> **Stated task**
Each entry below must be repeated exactly, with pictures left out.
===============
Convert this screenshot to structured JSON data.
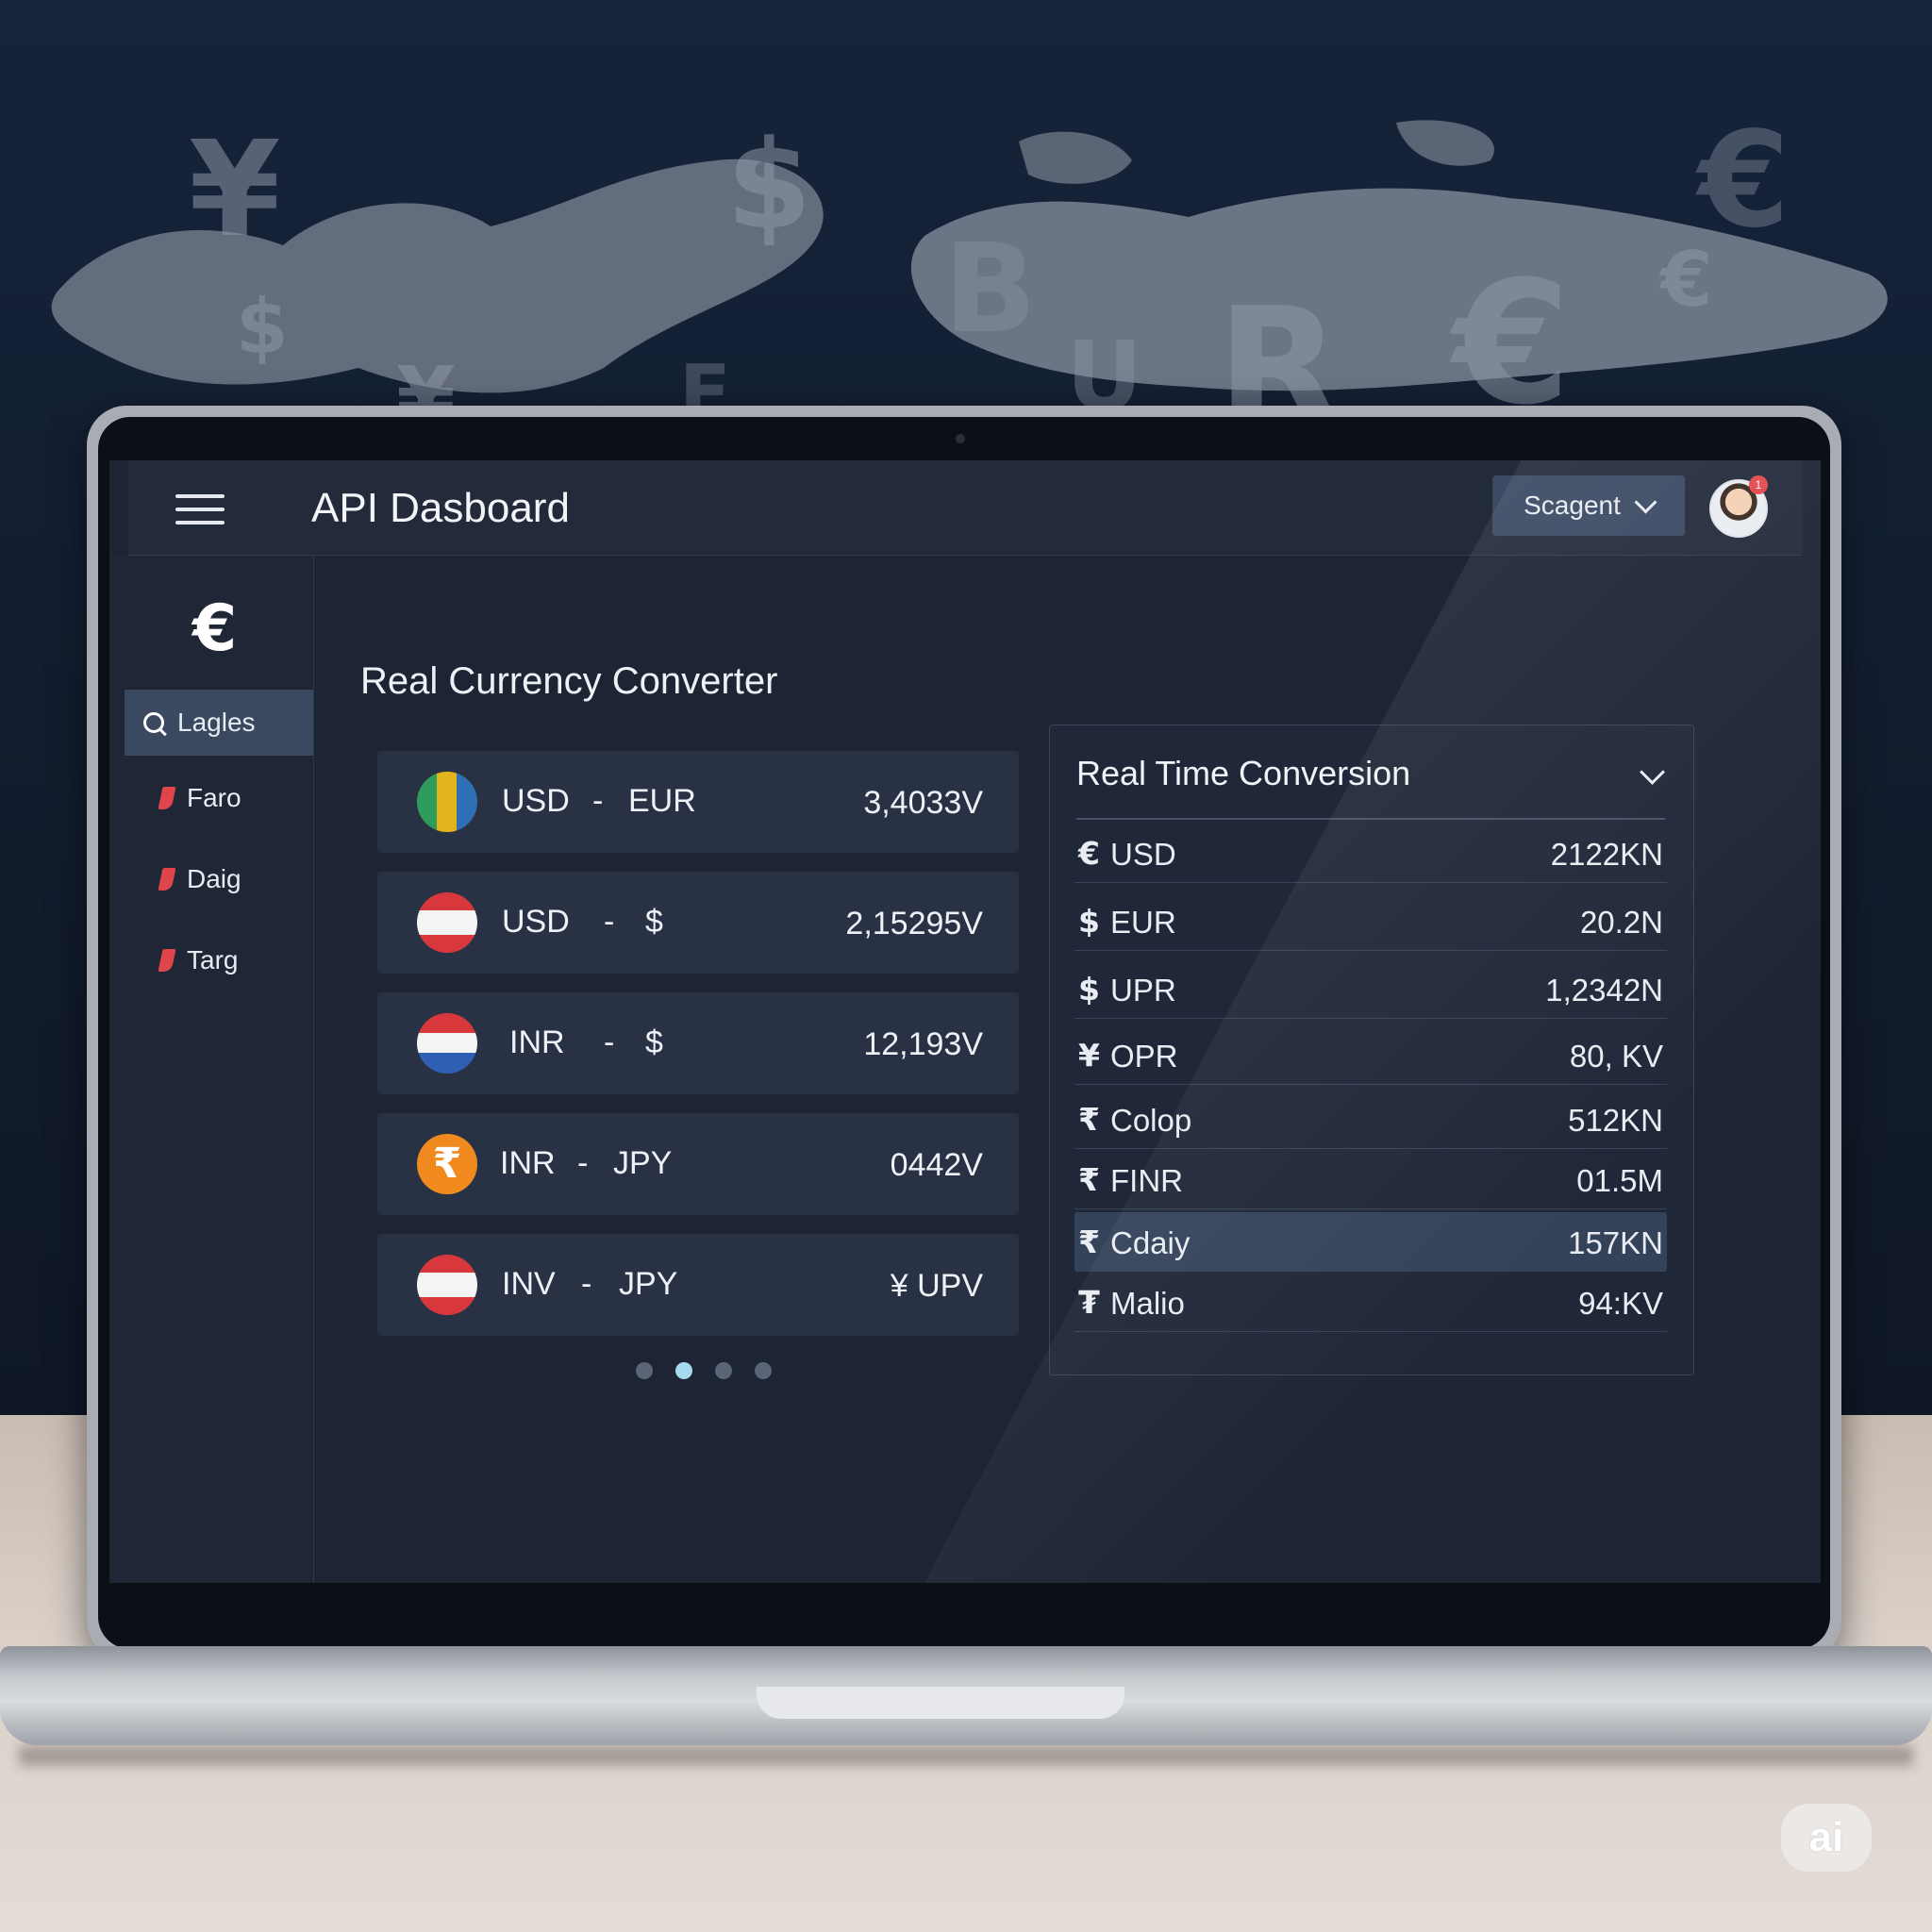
{
  "background": {
    "glyphs": [
      "¥",
      "$",
      "€",
      "$",
      "¥",
      "B",
      "R",
      "€",
      "€",
      "U",
      "F"
    ]
  },
  "header": {
    "title": "API Dasboard",
    "env_select": "Scagent",
    "notification_count": "1"
  },
  "sidebar": {
    "logo_glyph": "€",
    "items": [
      {
        "label": "Lagles",
        "icon": "search-icon"
      },
      {
        "label": "Faro",
        "icon": "bookmark-icon"
      },
      {
        "label": "Daig",
        "icon": "bookmark-icon"
      },
      {
        "label": "Targ",
        "icon": "bookmark-icon"
      }
    ]
  },
  "converter": {
    "title": "Real Currency Converter",
    "pairs": [
      {
        "from": "USD",
        "sep": "-",
        "to": "EUR",
        "rate": "3,4033V",
        "flag": "green-yellow-blue"
      },
      {
        "from": "USD",
        "sep": "-",
        "to": "$",
        "rate": "2,15295V",
        "flag": "red-white-red"
      },
      {
        "from": "INR",
        "sep": "-",
        "to": "$",
        "rate": "12,193V",
        "flag": "red-white-blue"
      },
      {
        "from": "INR",
        "sep": "-",
        "to": "JPY",
        "rate": "0442V",
        "flag": "rupee-orange"
      },
      {
        "from": "INV",
        "sep": "-",
        "to": "JPY",
        "rate": "¥ UPV",
        "flag": "red-white-red"
      }
    ],
    "pagination": {
      "pages": 4,
      "active": 2
    }
  },
  "realtime": {
    "title": "Real Time Conversion",
    "rows": [
      {
        "symbol": "€",
        "name": "USD",
        "value": "2122KN"
      },
      {
        "symbol": "$",
        "name": "EUR",
        "value": "20.2N"
      },
      {
        "symbol": "$",
        "name": "UPR",
        "value": "1,2342N"
      },
      {
        "symbol": "¥",
        "name": "OPR",
        "value": "80, KV"
      },
      {
        "symbol": "₹",
        "name": "Colop",
        "value": "512KN"
      },
      {
        "symbol": "₹",
        "name": "FINR",
        "value": "01.5M"
      },
      {
        "symbol": "₹",
        "name": "Cdaiy",
        "value": "157KN",
        "highlighted": true
      },
      {
        "symbol": "₮",
        "name": "Malio",
        "value": "94:KV"
      }
    ]
  },
  "watermark": "ai",
  "colors": {
    "screen_bg": "#1d2535",
    "card_bg": "#283244",
    "accent_dot": "#a7d9f0",
    "sidebar_active": "#3a4860",
    "bookmark_red": "#e0454b"
  }
}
===============
> **Answer to the exercise**
Convert this screenshot to structured JSON data.
{
  "background": {
    "glyphs": [
      "¥",
      "$",
      "€",
      "$",
      "¥",
      "B",
      "R",
      "€",
      "€",
      "U",
      "F"
    ]
  },
  "header": {
    "title": "API Dasboard",
    "env_select": "Scagent",
    "notification_count": "1"
  },
  "sidebar": {
    "logo_glyph": "€",
    "items": [
      {
        "label": "Lagles",
        "icon": "search-icon"
      },
      {
        "label": "Faro",
        "icon": "bookmark-icon"
      },
      {
        "label": "Daig",
        "icon": "bookmark-icon"
      },
      {
        "label": "Targ",
        "icon": "bookmark-icon"
      }
    ]
  },
  "converter": {
    "title": "Real Currency Converter",
    "pairs": [
      {
        "from": "USD",
        "sep": "-",
        "to": "EUR",
        "rate": "3,4033V",
        "flag": "green-yellow-blue"
      },
      {
        "from": "USD",
        "sep": "-",
        "to": "$",
        "rate": "2,15295V",
        "flag": "red-white-red"
      },
      {
        "from": "INR",
        "sep": "-",
        "to": "$",
        "rate": "12,193V",
        "flag": "red-white-blue"
      },
      {
        "from": "INR",
        "sep": "-",
        "to": "JPY",
        "rate": "0442V",
        "flag": "rupee-orange"
      },
      {
        "from": "INV",
        "sep": "-",
        "to": "JPY",
        "rate": "¥ UPV",
        "flag": "red-white-red"
      }
    ],
    "pagination": {
      "pages": 4,
      "active": 2
    }
  },
  "realtime": {
    "title": "Real Time Conversion",
    "rows": [
      {
        "symbol": "€",
        "name": "USD",
        "value": "2122KN"
      },
      {
        "symbol": "$",
        "name": "EUR",
        "value": "20.2N"
      },
      {
        "symbol": "$",
        "name": "UPR",
        "value": "1,2342N"
      },
      {
        "symbol": "¥",
        "name": "OPR",
        "value": "80, KV"
      },
      {
        "symbol": "₹",
        "name": "Colop",
        "value": "512KN"
      },
      {
        "symbol": "₹",
        "name": "FINR",
        "value": "01.5M"
      },
      {
        "symbol": "₹",
        "name": "Cdaiy",
        "value": "157KN",
        "highlighted": true
      },
      {
        "symbol": "₮",
        "name": "Malio",
        "value": "94:KV"
      }
    ]
  },
  "watermark": "ai",
  "colors": {
    "screen_bg": "#1d2535",
    "card_bg": "#283244",
    "accent_dot": "#a7d9f0",
    "sidebar_active": "#3a4860",
    "bookmark_red": "#e0454b"
  }
}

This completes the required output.